SET TASK >>
From the listing below, extract every line containing "manager".

GIVEN ENTRIES >>
------

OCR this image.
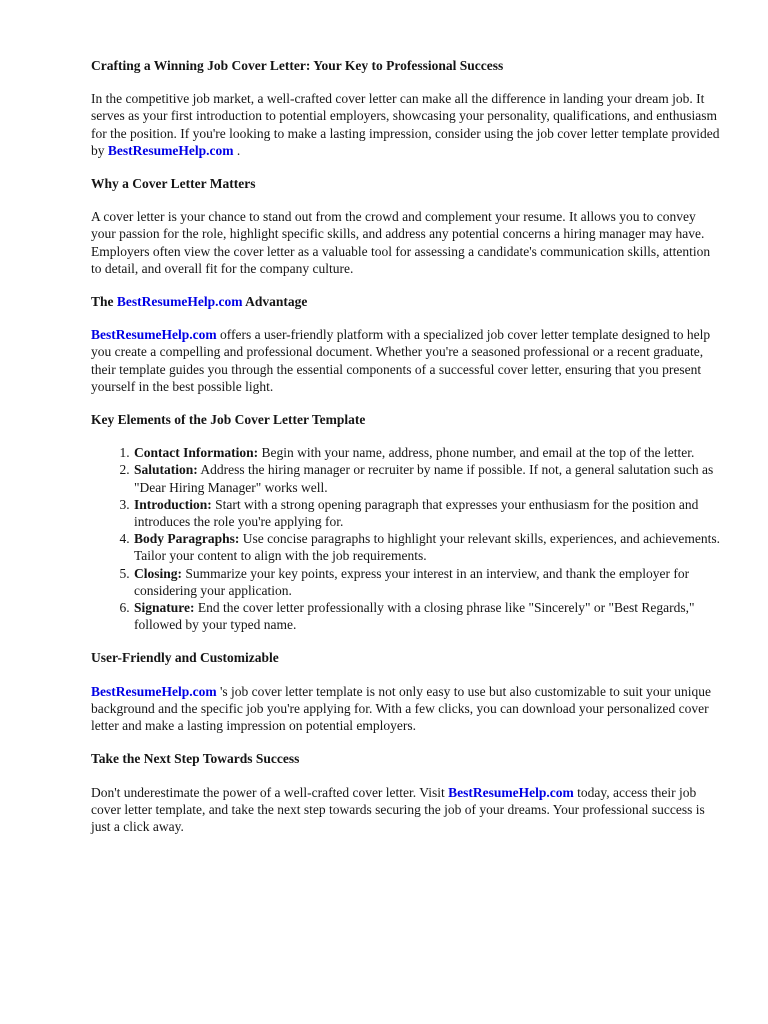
Crafting a Winning Job Cover Letter: Your Key to Professional Success

In the competitive job market, a well-crafted cover letter can make all the difference in landing your dream job. It serves as your first introduction to potential employers, showcasing your personality, qualifications, and enthusiasm for the position. If you're looking to make a lasting impression, consider using the job cover letter template provided by BestResumeHelp.com .

Why a Cover Letter Matters

A cover letter is your chance to stand out from the crowd and complement your resume. It allows you to convey your passion for the role, highlight specific skills, and address any potential concerns a hiring manager may have. Employers often view the cover letter as a valuable tool for assessing a candidate's communication skills, attention to detail, and overall fit for the company culture.

The BestResumeHelp.com Advantage

BestResumeHelp.com offers a user-friendly platform with a specialized job cover letter template designed to help you create a compelling and professional document. Whether you're a seasoned professional or a recent graduate, their template guides you through the essential components of a successful cover letter, ensuring that you present yourself in the best possible light.

Key Elements of the Job Cover Letter Template
1. Contact Information: Begin with your name, address, phone number, and email at the top of the letter.
2. Salutation: Address the hiring manager or recruiter by name if possible. If not, a general salutation such as "Dear Hiring Manager" works well.
3. Introduction: Start with a strong opening paragraph that expresses your enthusiasm for the position and introduces the role you're applying for.
4. Body Paragraphs: Use concise paragraphs to highlight your relevant skills, experiences, and achievements. Tailor your content to align with the job requirements.
5. Closing: Summarize your key points, express your interest in an interview, and thank the employer for considering your application.
6. Signature: End the cover letter professionally with a closing phrase like "Sincerely" or "Best Regards," followed by your typed name.
User-Friendly and Customizable

BestResumeHelp.com 's job cover letter template is not only easy to use but also customizable to suit your unique background and the specific job you're applying for. With a few clicks, you can download your personalized cover letter and make a lasting impression on potential employers.

Take the Next Step Towards Success

Don't underestimate the power of a well-crafted cover letter. Visit BestResumeHelp.com today, access their job cover letter template, and take the next step towards securing the job of your dreams. Your professional success is just a click away.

------

OUTPUT >>
A cover letter is your chance to stand out from the crowd and complement your resume. It allows you to convey your passion for the role, highlight specific skills, and address any potential concerns a hiring manager may have. Employers often view the cover letter as a valuable tool for assessing a candidate's communication skills, attention to detail, and overall fit for the company culture.
2. Salutation: Address the hiring manager or recruiter by name if possible. If not, a general salutation such as "Dear Hiring Manager" works well.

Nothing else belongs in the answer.